GIVEN EXERCISE: Your task is to copy the listing exactly, with the pictures left out.

Figure data in JSON:
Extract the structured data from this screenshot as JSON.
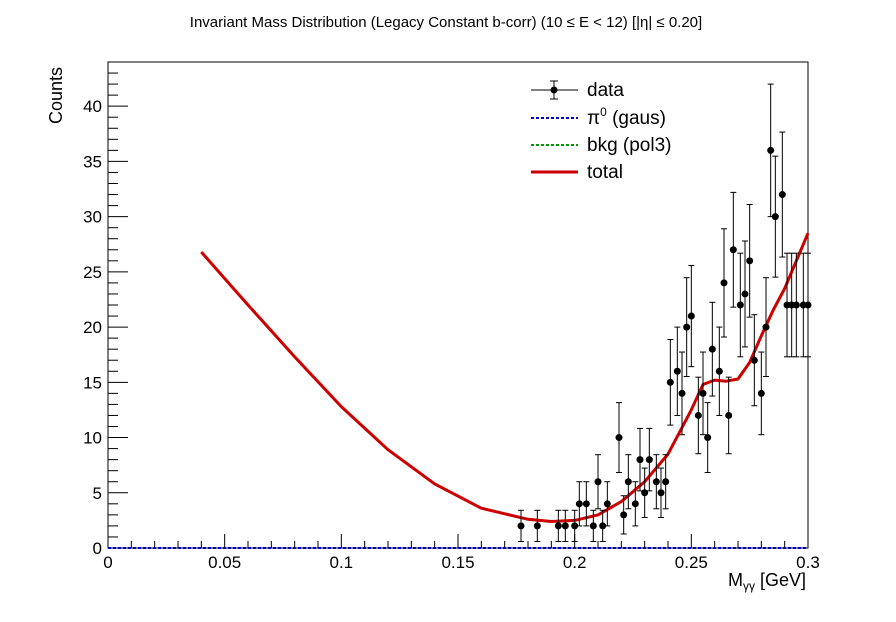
{
  "chart_data": {
    "type": "scatter",
    "title": "Invariant Mass Distribution (Legacy Constant b-corr)   (10 ≤ E < 12)   [|η| ≤ 0.20]",
    "xlabel": "Mγγ  [GeV]",
    "xlabel_main": "M",
    "xlabel_sub": "γγ",
    "xlabel_unit": "  [GeV]",
    "ylabel": "Counts",
    "xlim": [
      0,
      0.3
    ],
    "ylim": [
      0,
      44
    ],
    "x_ticks": [
      {
        "value": 0,
        "label": "0"
      },
      {
        "value": 0.05,
        "label": "0.05"
      },
      {
        "value": 0.1,
        "label": "0.1"
      },
      {
        "value": 0.15,
        "label": "0.15"
      },
      {
        "value": 0.2,
        "label": "0.2"
      },
      {
        "value": 0.25,
        "label": "0.25"
      },
      {
        "value": 0.3,
        "label": "0.3"
      }
    ],
    "y_ticks": [
      {
        "value": 0,
        "label": "0"
      },
      {
        "value": 5,
        "label": "5"
      },
      {
        "value": 10,
        "label": "10"
      },
      {
        "value": 15,
        "label": "15"
      },
      {
        "value": 20,
        "label": "20"
      },
      {
        "value": 25,
        "label": "25"
      },
      {
        "value": 30,
        "label": "30"
      },
      {
        "value": 35,
        "label": "35"
      },
      {
        "value": 40,
        "label": "40"
      }
    ],
    "legend": {
      "placement": "top-right",
      "entries": [
        {
          "label": "data",
          "style": "marker-errorbar",
          "color": "#000000"
        },
        {
          "label_main": "π",
          "label_sup": "0",
          "label_rest": " (gaus)",
          "style": "dotted",
          "color": "#0000cc"
        },
        {
          "label": "bkg (pol3)",
          "style": "dotted",
          "color": "#009900"
        },
        {
          "label": "total",
          "style": "solid",
          "color": "#cc0000"
        }
      ]
    },
    "data_points": {
      "name": "data",
      "color": "#000000",
      "x": [
        0.177,
        0.184,
        0.193,
        0.196,
        0.2,
        0.202,
        0.205,
        0.208,
        0.21,
        0.212,
        0.214,
        0.219,
        0.221,
        0.223,
        0.226,
        0.228,
        0.23,
        0.232,
        0.235,
        0.237,
        0.239,
        0.241,
        0.244,
        0.246,
        0.248,
        0.25,
        0.253,
        0.255,
        0.257,
        0.259,
        0.262,
        0.264,
        0.266,
        0.268,
        0.271,
        0.273,
        0.275,
        0.277,
        0.28,
        0.282,
        0.284,
        0.286,
        0.289,
        0.291,
        0.293,
        0.295,
        0.298,
        0.3
      ],
      "y": [
        2,
        2,
        2,
        2,
        2,
        4,
        4,
        2,
        6,
        2,
        4,
        10,
        3,
        6,
        4,
        8,
        5,
        8,
        6,
        5,
        6,
        15,
        16,
        14,
        20,
        21,
        12,
        14,
        10,
        18,
        16,
        24,
        12,
        27,
        22,
        23,
        26,
        17,
        14,
        20,
        36,
        30,
        32,
        22,
        22,
        22,
        22,
        22
      ]
    },
    "curves": [
      {
        "name": "total",
        "color": "#cc0000",
        "style": "solid",
        "x": [
          0.04,
          0.06,
          0.08,
          0.1,
          0.12,
          0.14,
          0.16,
          0.18,
          0.19,
          0.2,
          0.21,
          0.22,
          0.23,
          0.24,
          0.25,
          0.255,
          0.26,
          0.265,
          0.27,
          0.275,
          0.28,
          0.285,
          0.29,
          0.3
        ],
        "y": [
          26.8,
          22.0,
          17.3,
          12.8,
          8.9,
          5.8,
          3.6,
          2.6,
          2.4,
          2.5,
          3.0,
          4.2,
          6.0,
          8.5,
          12.5,
          14.8,
          15.2,
          15.1,
          15.3,
          16.8,
          19.2,
          21.5,
          23.5,
          28.5
        ]
      },
      {
        "name": "bkg (pol3)",
        "color": "#009900",
        "style": "dotted",
        "x": [
          0,
          0.3
        ],
        "y": [
          0,
          0
        ]
      },
      {
        "name": "π0 (gaus)",
        "color": "#0000cc",
        "style": "dotted",
        "x": [
          0,
          0.3
        ],
        "y": [
          0,
          0
        ]
      }
    ],
    "grid": false
  }
}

EXERCISE SOLUTION:
Extract the structured data from this screenshot as JSON.
{
  "chart_data": {
    "type": "scatter",
    "title": "Invariant Mass Distribution (Legacy Constant b-corr)   (10 ≤ E < 12)   [|η| ≤ 0.20]",
    "xlabel": "Mγγ  [GeV]",
    "xlabel_main": "M",
    "xlabel_sub": "γγ",
    "xlabel_unit": "  [GeV]",
    "ylabel": "Counts",
    "xlim": [
      0,
      0.3
    ],
    "ylim": [
      0,
      44
    ],
    "x_ticks": [
      {
        "value": 0,
        "label": "0"
      },
      {
        "value": 0.05,
        "label": "0.05"
      },
      {
        "value": 0.1,
        "label": "0.1"
      },
      {
        "value": 0.15,
        "label": "0.15"
      },
      {
        "value": 0.2,
        "label": "0.2"
      },
      {
        "value": 0.25,
        "label": "0.25"
      },
      {
        "value": 0.3,
        "label": "0.3"
      }
    ],
    "y_ticks": [
      {
        "value": 0,
        "label": "0"
      },
      {
        "value": 5,
        "label": "5"
      },
      {
        "value": 10,
        "label": "10"
      },
      {
        "value": 15,
        "label": "15"
      },
      {
        "value": 20,
        "label": "20"
      },
      {
        "value": 25,
        "label": "25"
      },
      {
        "value": 30,
        "label": "30"
      },
      {
        "value": 35,
        "label": "35"
      },
      {
        "value": 40,
        "label": "40"
      }
    ],
    "legend": {
      "placement": "top-right",
      "entries": [
        {
          "label": "data",
          "style": "marker-errorbar",
          "color": "#000000"
        },
        {
          "label_main": "π",
          "label_sup": "0",
          "label_rest": " (gaus)",
          "style": "dotted",
          "color": "#0000cc"
        },
        {
          "label": "bkg (pol3)",
          "style": "dotted",
          "color": "#009900"
        },
        {
          "label": "total",
          "style": "solid",
          "color": "#cc0000"
        }
      ]
    },
    "data_points": {
      "name": "data",
      "color": "#000000",
      "x": [
        0.177,
        0.184,
        0.193,
        0.196,
        0.2,
        0.202,
        0.205,
        0.208,
        0.21,
        0.212,
        0.214,
        0.219,
        0.221,
        0.223,
        0.226,
        0.228,
        0.23,
        0.232,
        0.235,
        0.237,
        0.239,
        0.241,
        0.244,
        0.246,
        0.248,
        0.25,
        0.253,
        0.255,
        0.257,
        0.259,
        0.262,
        0.264,
        0.266,
        0.268,
        0.271,
        0.273,
        0.275,
        0.277,
        0.28,
        0.282,
        0.284,
        0.286,
        0.289,
        0.291,
        0.293,
        0.295,
        0.298,
        0.3
      ],
      "y": [
        2,
        2,
        2,
        2,
        2,
        4,
        4,
        2,
        6,
        2,
        4,
        10,
        3,
        6,
        4,
        8,
        5,
        8,
        6,
        5,
        6,
        15,
        16,
        14,
        20,
        21,
        12,
        14,
        10,
        18,
        16,
        24,
        12,
        27,
        22,
        23,
        26,
        17,
        14,
        20,
        36,
        30,
        32,
        22,
        22,
        22,
        22,
        22
      ]
    },
    "curves": [
      {
        "name": "total",
        "color": "#cc0000",
        "style": "solid",
        "x": [
          0.04,
          0.06,
          0.08,
          0.1,
          0.12,
          0.14,
          0.16,
          0.18,
          0.19,
          0.2,
          0.21,
          0.22,
          0.23,
          0.24,
          0.25,
          0.255,
          0.26,
          0.265,
          0.27,
          0.275,
          0.28,
          0.285,
          0.29,
          0.3
        ],
        "y": [
          26.8,
          22.0,
          17.3,
          12.8,
          8.9,
          5.8,
          3.6,
          2.6,
          2.4,
          2.5,
          3.0,
          4.2,
          6.0,
          8.5,
          12.5,
          14.8,
          15.2,
          15.1,
          15.3,
          16.8,
          19.2,
          21.5,
          23.5,
          28.5
        ]
      },
      {
        "name": "bkg (pol3)",
        "color": "#009900",
        "style": "dotted",
        "x": [
          0,
          0.3
        ],
        "y": [
          0,
          0
        ]
      },
      {
        "name": "π0 (gaus)",
        "color": "#0000cc",
        "style": "dotted",
        "x": [
          0,
          0.3
        ],
        "y": [
          0,
          0
        ]
      }
    ],
    "grid": false
  }
}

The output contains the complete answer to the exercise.